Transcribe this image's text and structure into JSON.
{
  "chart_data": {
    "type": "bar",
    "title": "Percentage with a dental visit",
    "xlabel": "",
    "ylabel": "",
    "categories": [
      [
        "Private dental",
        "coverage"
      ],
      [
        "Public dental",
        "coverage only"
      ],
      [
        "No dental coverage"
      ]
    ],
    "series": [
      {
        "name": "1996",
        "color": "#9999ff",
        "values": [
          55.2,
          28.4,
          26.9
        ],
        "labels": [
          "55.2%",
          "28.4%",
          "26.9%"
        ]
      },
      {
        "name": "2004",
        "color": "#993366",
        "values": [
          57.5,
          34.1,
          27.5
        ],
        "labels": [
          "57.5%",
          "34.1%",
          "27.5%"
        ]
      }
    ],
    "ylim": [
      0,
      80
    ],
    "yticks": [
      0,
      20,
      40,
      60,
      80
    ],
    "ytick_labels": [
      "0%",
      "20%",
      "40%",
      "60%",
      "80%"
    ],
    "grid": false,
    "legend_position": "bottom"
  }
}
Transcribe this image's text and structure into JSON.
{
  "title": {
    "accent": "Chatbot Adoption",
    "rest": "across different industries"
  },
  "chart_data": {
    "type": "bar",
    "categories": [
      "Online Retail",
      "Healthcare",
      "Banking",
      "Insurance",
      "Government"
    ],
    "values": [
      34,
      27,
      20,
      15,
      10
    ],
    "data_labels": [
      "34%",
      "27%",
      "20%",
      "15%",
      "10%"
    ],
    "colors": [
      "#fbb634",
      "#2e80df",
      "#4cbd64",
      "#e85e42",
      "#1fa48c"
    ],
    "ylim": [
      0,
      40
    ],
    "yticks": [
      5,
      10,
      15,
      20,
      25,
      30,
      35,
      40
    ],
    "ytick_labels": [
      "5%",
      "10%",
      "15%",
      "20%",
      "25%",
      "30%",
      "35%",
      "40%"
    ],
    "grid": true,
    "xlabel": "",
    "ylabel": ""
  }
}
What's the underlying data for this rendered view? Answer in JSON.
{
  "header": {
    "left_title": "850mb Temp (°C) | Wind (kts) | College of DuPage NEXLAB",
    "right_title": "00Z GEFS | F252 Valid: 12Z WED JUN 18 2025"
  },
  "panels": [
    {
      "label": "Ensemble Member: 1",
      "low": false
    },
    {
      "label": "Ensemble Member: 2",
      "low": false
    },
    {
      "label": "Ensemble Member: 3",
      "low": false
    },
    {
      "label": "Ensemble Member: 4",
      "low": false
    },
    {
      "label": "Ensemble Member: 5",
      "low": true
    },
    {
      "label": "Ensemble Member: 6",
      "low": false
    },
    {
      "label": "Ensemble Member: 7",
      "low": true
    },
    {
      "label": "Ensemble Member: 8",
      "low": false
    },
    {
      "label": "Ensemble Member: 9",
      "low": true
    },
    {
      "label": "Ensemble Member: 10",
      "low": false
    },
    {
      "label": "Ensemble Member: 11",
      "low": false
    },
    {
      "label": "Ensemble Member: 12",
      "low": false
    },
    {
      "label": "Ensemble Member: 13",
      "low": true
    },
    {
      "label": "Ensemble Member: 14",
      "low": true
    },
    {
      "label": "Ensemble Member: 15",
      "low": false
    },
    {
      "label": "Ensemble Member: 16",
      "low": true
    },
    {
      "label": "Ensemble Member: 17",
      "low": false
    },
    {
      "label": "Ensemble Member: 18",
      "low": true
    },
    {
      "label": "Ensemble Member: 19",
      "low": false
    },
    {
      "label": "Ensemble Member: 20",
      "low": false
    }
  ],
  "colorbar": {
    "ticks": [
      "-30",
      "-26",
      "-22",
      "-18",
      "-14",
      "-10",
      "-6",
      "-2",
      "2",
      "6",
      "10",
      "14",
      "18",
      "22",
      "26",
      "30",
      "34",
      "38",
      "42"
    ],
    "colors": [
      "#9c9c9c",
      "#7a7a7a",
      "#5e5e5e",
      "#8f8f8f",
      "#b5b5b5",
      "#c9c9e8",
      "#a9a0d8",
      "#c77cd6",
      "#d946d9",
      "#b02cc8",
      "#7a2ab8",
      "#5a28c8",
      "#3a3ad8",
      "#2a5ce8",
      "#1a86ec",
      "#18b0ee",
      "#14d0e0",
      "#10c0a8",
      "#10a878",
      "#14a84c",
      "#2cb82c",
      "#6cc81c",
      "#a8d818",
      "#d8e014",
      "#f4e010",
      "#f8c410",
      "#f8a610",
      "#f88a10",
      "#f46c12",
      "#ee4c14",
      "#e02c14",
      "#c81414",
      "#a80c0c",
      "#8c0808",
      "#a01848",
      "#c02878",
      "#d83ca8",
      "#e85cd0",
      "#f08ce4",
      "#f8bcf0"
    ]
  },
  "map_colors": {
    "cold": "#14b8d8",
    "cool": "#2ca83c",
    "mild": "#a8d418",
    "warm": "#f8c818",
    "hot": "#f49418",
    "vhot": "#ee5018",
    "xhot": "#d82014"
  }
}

* _Exercise brief_: Reproduce the listing above word for word.

* _Response below_:
Transcribe this image's text and structure into JSON.
{
  "chart_data": {
    "type": "bar",
    "title": "Percentage with a dental visit",
    "xlabel": "",
    "ylabel": "",
    "categories": [
      [
        "Private dental",
        "coverage"
      ],
      [
        "Public dental",
        "coverage only"
      ],
      [
        "No dental coverage"
      ]
    ],
    "series": [
      {
        "name": "1996",
        "color": "#9999ff",
        "values": [
          55.2,
          28.4,
          26.9
        ],
        "labels": [
          "55.2%",
          "28.4%",
          "26.9%"
        ]
      },
      {
        "name": "2004",
        "color": "#993366",
        "values": [
          57.5,
          34.1,
          27.5
        ],
        "labels": [
          "57.5%",
          "34.1%",
          "27.5%"
        ]
      }
    ],
    "ylim": [
      0,
      80
    ],
    "yticks": [
      0,
      20,
      40,
      60,
      80
    ],
    "ytick_labels": [
      "0%",
      "20%",
      "40%",
      "60%",
      "80%"
    ],
    "grid": false,
    "legend_position": "bottom"
  }
}
Transcribe this image's text and structure into JSON.
{
  "title": {
    "accent": "Chatbot Adoption",
    "rest": "across different industries"
  },
  "chart_data": {
    "type": "bar",
    "categories": [
      "Online Retail",
      "Healthcare",
      "Banking",
      "Insurance",
      "Government"
    ],
    "values": [
      34,
      27,
      20,
      15,
      10
    ],
    "data_labels": [
      "34%",
      "27%",
      "20%",
      "15%",
      "10%"
    ],
    "colors": [
      "#fbb634",
      "#2e80df",
      "#4cbd64",
      "#e85e42",
      "#1fa48c"
    ],
    "ylim": [
      0,
      40
    ],
    "yticks": [
      5,
      10,
      15,
      20,
      25,
      30,
      35,
      40
    ],
    "ytick_labels": [
      "5%",
      "10%",
      "15%",
      "20%",
      "25%",
      "30%",
      "35%",
      "40%"
    ],
    "grid": true,
    "xlabel": "",
    "ylabel": ""
  }
}
What's the underlying data for this rendered view? Answer in JSON.
{
  "header": {
    "left_title": "850mb Temp (°C) | Wind (kts) | College of DuPage NEXLAB",
    "right_title": "00Z GEFS | F252 Valid: 12Z WED JUN 18 2025"
  },
  "panels": [
    {
      "label": "Ensemble Member: 1",
      "low": false
    },
    {
      "label": "Ensemble Member: 2",
      "low": false
    },
    {
      "label": "Ensemble Member: 3",
      "low": false
    },
    {
      "label": "Ensemble Member: 4",
      "low": false
    },
    {
      "label": "Ensemble Member: 5",
      "low": true
    },
    {
      "label": "Ensemble Member: 6",
      "low": false
    },
    {
      "label": "Ensemble Member: 7",
      "low": true
    },
    {
      "label": "Ensemble Member: 8",
      "low": false
    },
    {
      "label": "Ensemble Member: 9",
      "low": true
    },
    {
      "label": "Ensemble Member: 10",
      "low": false
    },
    {
      "label": "Ensemble Member: 11",
      "low": false
    },
    {
      "label": "Ensemble Member: 12",
      "low": false
    },
    {
      "label": "Ensemble Member: 13",
      "low": true
    },
    {
      "label": "Ensemble Member: 14",
      "low": true
    },
    {
      "label": "Ensemble Member: 15",
      "low": false
    },
    {
      "label": "Ensemble Member: 16",
      "low": true
    },
    {
      "label": "Ensemble Member: 17",
      "low": false
    },
    {
      "label": "Ensemble Member: 18",
      "low": true
    },
    {
      "label": "Ensemble Member: 19",
      "low": false
    },
    {
      "label": "Ensemble Member: 20",
      "low": false
    }
  ],
  "colorbar": {
    "ticks": [
      "-30",
      "-26",
      "-22",
      "-18",
      "-14",
      "-10",
      "-6",
      "-2",
      "2",
      "6",
      "10",
      "14",
      "18",
      "22",
      "26",
      "30",
      "34",
      "38",
      "42"
    ],
    "colors": [
      "#9c9c9c",
      "#7a7a7a",
      "#5e5e5e",
      "#8f8f8f",
      "#b5b5b5",
      "#c9c9e8",
      "#a9a0d8",
      "#c77cd6",
      "#d946d9",
      "#b02cc8",
      "#7a2ab8",
      "#5a28c8",
      "#3a3ad8",
      "#2a5ce8",
      "#1a86ec",
      "#18b0ee",
      "#14d0e0",
      "#10c0a8",
      "#10a878",
      "#14a84c",
      "#2cb82c",
      "#6cc81c",
      "#a8d818",
      "#d8e014",
      "#f4e010",
      "#f8c410",
      "#f8a610",
      "#f88a10",
      "#f46c12",
      "#ee4c14",
      "#e02c14",
      "#c81414",
      "#a80c0c",
      "#8c0808",
      "#a01848",
      "#c02878",
      "#d83ca8",
      "#e85cd0",
      "#f08ce4",
      "#f8bcf0"
    ]
  },
  "map_colors": {
    "cold": "#14b8d8",
    "cool": "#2ca83c",
    "mild": "#a8d418",
    "warm": "#f8c818",
    "hot": "#f49418",
    "vhot": "#ee5018",
    "xhot": "#d82014"
  }
}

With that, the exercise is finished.